## Extract:

* * *

The Benjamini-Hochberg Procedure is now available on Statsig as a way to reduce your false positives.
The more hypotheses we test, the more likely we are to see statistically significant results happen by chance - even with no underlying effect. The Bonferroni Correction and the Benjamini-Hochberg Procedure are different techniques to reduce these false positives when doing multiple comparisons.
The Benjamini-Hochberg Procedure and the Bonferonni Correction both help keep you from launching when you shouldn't. The Benjamini-Hochberg Procedure helps most when there are a large number of hypotheses you’re testing and want a moderate reduction in false positives, whereas the Bonferroni Correction is more conservative and will be most useful when there are a smaller number of hypotheses being tested concurrently.
The fundamental tradeoff between no adjustment vs Benjamini-Hocbhberg Procedure vs Bonferroni Correction is your risk tolerance for Type I and Type II errors.
Null Hypothesis is False | Null Hypothesis is True | |
---|---|---|
Reject Null Hypothesis | Correct | Type I Error: False Alarm |
Fail to Reject Null Hypothesis | Type II Error: Missed Detection | Correct |
A more in depth explanation of Type I and Type II Errors can be found here.
Which is worse?
(Type I Error) I’m making unnecessary changes that don’t actually improve our product.
(Type II Error) I missed an opportunity to make our product better because I didn’t detect a difference in my experiment.
The answer is going to depend on the objective of your team, maturity of your product, and resources that you can devote to implementing and maintaining changes.
If there’s a large number of hypotheses I want to test, then using the Bonferroni Correction can decrease the power of my experiments really quickly. The Benjamini-Hochberg procedure is less severe with penalizing multiple comparisons, but in turn means that your more likely to make type I errors than if you were using the Bonferroni Correction.

* * *

## Provided material:
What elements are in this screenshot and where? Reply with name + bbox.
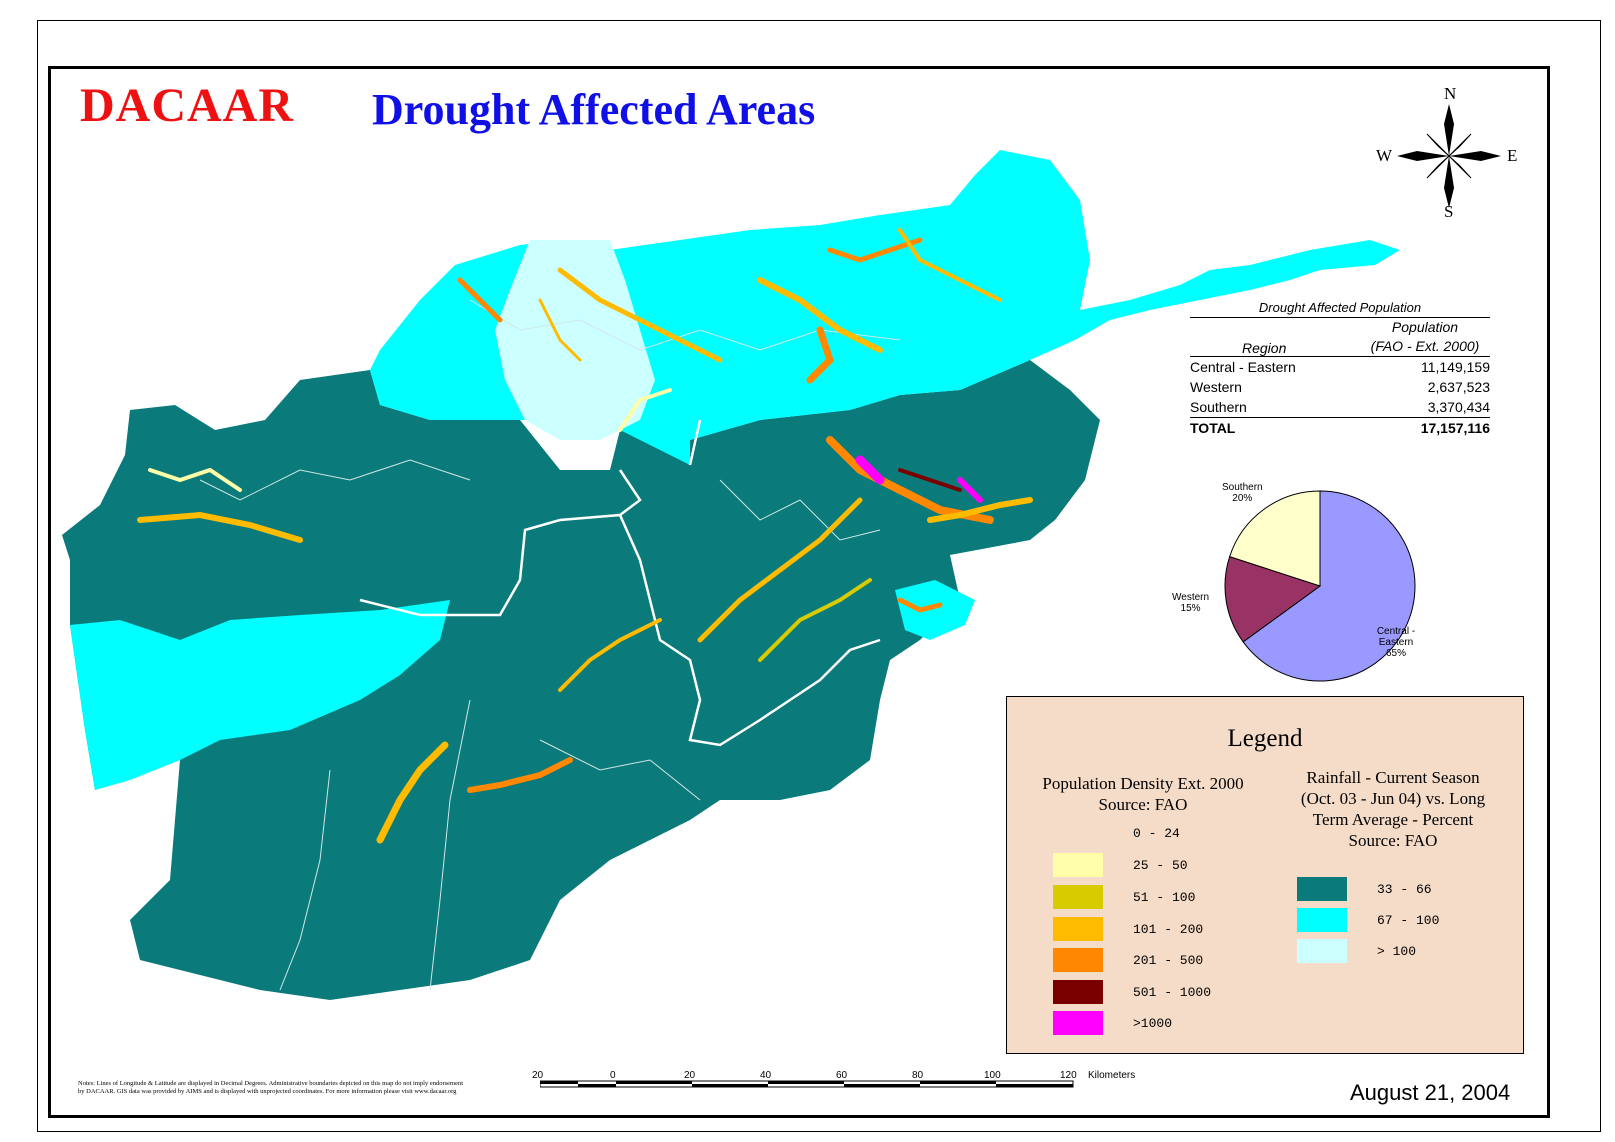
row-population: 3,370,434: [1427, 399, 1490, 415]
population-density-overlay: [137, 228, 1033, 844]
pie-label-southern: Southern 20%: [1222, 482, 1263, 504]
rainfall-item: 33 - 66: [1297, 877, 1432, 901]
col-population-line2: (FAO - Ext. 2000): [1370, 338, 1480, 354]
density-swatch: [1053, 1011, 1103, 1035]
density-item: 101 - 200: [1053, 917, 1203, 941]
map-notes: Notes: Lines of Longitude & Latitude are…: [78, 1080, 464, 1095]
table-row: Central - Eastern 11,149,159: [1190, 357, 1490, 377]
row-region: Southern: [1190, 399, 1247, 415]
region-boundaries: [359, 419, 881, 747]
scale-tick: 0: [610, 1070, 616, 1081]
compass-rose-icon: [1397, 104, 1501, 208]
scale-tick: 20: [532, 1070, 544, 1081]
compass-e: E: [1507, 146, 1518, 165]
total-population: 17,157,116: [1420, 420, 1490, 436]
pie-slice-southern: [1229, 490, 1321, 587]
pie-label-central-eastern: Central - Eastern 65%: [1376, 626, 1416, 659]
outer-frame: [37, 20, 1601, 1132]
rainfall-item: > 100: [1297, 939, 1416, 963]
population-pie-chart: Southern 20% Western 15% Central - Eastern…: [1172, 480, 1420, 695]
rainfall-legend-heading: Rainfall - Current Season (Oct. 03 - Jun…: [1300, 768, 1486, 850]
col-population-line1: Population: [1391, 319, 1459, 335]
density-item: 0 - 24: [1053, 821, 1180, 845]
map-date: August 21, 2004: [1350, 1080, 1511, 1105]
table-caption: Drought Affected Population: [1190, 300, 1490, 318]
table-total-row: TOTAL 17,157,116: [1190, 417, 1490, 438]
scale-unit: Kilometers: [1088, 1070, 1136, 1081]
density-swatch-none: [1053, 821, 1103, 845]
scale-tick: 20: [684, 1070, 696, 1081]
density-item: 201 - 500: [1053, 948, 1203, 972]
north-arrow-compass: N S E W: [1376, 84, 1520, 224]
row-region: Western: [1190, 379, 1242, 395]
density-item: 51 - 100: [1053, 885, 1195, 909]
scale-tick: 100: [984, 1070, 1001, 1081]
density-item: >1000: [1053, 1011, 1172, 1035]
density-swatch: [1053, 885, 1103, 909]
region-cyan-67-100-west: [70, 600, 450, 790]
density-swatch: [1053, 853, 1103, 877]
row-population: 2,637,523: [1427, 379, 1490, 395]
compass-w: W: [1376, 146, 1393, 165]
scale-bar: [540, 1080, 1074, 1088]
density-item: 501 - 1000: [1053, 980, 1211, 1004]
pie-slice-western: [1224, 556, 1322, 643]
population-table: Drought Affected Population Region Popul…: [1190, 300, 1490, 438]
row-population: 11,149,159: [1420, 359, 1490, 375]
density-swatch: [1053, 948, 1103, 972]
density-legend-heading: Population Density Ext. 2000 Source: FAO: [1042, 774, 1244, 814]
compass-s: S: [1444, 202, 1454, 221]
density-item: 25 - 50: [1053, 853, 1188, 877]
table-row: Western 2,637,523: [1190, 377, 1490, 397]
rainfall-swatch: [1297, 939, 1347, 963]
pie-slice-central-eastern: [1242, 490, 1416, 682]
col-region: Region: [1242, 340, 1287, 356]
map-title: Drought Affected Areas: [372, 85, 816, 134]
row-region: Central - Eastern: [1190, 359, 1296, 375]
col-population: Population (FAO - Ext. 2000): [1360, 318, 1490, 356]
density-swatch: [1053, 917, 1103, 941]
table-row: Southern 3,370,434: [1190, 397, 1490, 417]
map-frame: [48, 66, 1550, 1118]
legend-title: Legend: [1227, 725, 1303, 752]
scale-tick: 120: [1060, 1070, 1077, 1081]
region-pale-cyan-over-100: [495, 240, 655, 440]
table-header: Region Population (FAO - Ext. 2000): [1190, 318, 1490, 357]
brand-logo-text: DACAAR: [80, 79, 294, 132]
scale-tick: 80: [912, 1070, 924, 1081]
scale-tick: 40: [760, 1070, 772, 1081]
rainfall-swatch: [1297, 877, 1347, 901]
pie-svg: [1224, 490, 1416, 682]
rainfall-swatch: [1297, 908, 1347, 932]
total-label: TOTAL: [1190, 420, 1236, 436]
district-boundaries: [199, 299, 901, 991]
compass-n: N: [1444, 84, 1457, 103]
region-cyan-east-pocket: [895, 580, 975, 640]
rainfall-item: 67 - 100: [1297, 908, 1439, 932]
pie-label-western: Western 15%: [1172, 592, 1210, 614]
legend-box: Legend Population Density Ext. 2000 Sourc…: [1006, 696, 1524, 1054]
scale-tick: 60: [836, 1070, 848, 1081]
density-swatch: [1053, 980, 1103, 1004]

* * *

## Objective A:
Condense the paragraph of the Benjamini-Hochberg page above that begins "The more hypotheses we test" into one shorter sentence that keeps its main facts.
## Objective B:
Reproduce the Benjamini-Hochberg page word for word, starting at "The fundamental tradeoff" and ending at "and maintaining changes.".

## Task result A:
Testing more hypotheses makes statistically significant results more likely to appear by chance even when there is no underlying effect, and the Bonferroni Correction and the Benjamini-Hochberg Procedure are two techniques for reducing these false positives in multiple comparisons.

## Task result B:
The fundamental tradeoff between no adjustment vs Benjamini-Hocbhberg Procedure vs Bonferroni Correction is your risk tolerance for Type I and Type II errors.
Null Hypothesis is False | Null Hypothesis is True | |
---|---|---|
Reject Null Hypothesis | Correct | Type I Error: False Alarm |
Fail to Reject Null Hypothesis | Type II Error: Missed Detection | Correct |
A more in depth explanation of Type I and Type II Errors can be found here.
Which is worse?
(Type I Error) I’m making unnecessary changes that don’t actually improve our product.
(Type II Error) I missed an opportunity to make our product better because I didn’t detect a difference in my experiment.
The answer is going to depend on the objective of your team, maturity of your product, and resources that you can devote to implementing and maintaining changes.